### Task brief
Tally the lines in the records below that contain "Angelis" and return only the result.

### Data listing
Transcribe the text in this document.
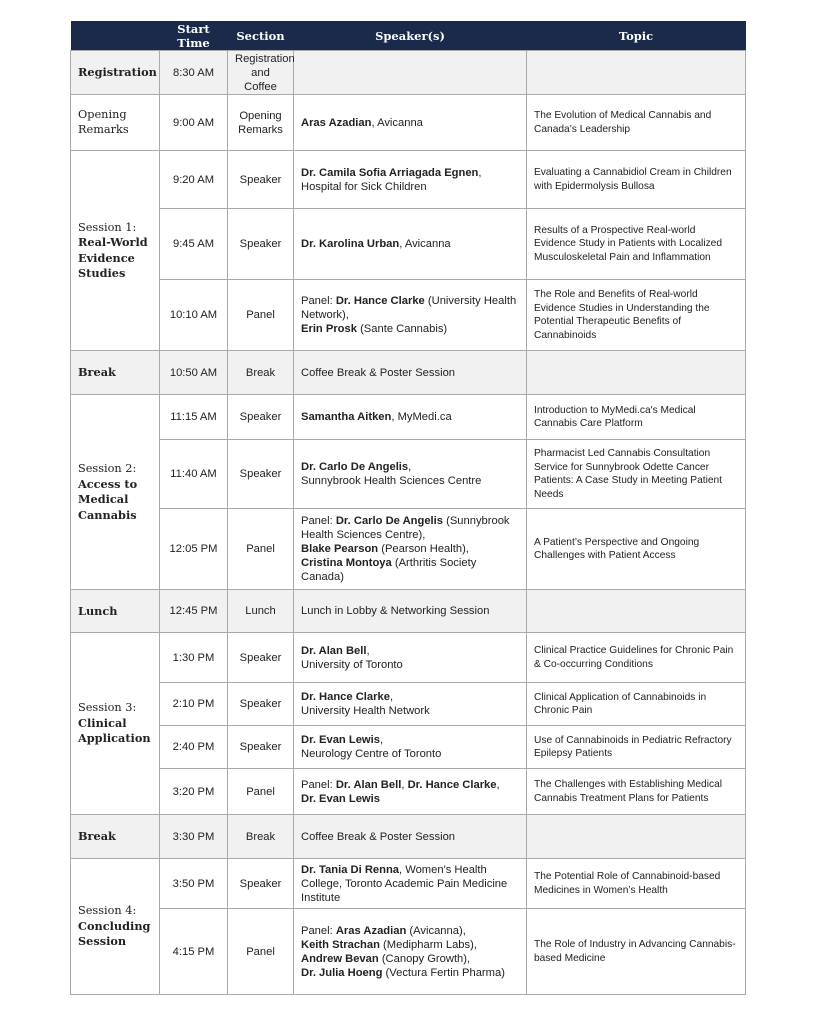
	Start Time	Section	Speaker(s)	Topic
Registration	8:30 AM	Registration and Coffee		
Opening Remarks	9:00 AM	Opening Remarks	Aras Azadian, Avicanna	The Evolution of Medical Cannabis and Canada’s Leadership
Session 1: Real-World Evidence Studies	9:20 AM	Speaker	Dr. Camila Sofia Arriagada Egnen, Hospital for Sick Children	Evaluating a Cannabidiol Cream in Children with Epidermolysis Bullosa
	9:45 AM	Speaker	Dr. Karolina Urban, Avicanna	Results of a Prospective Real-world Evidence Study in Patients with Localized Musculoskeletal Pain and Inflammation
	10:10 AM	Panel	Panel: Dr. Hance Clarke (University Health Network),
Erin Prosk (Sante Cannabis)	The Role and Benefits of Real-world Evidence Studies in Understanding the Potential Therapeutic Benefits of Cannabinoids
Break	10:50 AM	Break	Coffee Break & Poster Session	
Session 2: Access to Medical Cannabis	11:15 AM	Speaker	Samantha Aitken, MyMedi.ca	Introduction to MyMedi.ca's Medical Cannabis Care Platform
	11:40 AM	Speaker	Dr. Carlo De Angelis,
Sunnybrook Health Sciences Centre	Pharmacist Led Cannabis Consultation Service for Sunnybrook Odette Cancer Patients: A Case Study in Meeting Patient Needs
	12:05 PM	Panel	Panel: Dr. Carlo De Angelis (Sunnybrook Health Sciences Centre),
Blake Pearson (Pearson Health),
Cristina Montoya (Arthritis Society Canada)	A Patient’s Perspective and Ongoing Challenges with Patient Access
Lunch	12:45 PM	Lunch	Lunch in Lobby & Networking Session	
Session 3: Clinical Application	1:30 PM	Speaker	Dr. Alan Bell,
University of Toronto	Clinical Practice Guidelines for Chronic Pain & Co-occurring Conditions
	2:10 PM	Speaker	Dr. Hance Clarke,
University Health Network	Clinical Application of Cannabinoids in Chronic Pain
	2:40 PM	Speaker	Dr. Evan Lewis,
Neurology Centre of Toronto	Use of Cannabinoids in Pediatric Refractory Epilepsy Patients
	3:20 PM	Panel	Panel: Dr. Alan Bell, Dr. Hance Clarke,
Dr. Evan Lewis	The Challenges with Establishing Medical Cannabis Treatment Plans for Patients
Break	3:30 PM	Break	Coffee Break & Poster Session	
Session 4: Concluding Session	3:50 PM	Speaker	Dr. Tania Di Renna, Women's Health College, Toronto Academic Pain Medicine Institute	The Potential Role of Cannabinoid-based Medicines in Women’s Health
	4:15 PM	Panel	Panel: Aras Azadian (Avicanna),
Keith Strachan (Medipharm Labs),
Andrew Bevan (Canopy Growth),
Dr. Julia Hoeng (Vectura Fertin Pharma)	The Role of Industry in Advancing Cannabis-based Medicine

--

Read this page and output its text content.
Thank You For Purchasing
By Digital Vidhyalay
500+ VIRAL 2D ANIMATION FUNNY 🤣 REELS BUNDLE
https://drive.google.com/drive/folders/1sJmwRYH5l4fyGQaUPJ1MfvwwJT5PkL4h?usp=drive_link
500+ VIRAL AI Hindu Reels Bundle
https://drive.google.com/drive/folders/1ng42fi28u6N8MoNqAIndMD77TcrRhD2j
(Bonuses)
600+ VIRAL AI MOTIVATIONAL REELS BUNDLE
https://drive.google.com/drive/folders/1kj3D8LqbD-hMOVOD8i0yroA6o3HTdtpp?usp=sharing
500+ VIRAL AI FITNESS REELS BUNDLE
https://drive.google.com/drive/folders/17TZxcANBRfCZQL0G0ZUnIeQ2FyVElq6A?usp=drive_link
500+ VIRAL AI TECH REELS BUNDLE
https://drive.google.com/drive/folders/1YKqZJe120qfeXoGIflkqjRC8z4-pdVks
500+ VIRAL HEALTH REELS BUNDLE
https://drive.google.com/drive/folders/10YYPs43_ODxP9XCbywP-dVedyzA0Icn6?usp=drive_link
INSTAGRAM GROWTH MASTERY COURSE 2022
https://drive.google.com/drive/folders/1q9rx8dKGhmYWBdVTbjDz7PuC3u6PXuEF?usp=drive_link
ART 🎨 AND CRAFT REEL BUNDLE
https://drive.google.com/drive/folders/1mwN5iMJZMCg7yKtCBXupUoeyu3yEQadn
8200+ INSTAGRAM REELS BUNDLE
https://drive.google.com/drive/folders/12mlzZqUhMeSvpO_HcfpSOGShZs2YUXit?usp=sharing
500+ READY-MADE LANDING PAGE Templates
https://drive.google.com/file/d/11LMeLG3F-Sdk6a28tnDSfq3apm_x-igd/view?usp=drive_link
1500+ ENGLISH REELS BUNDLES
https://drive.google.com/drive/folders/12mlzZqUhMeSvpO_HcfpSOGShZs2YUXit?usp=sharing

### Response
2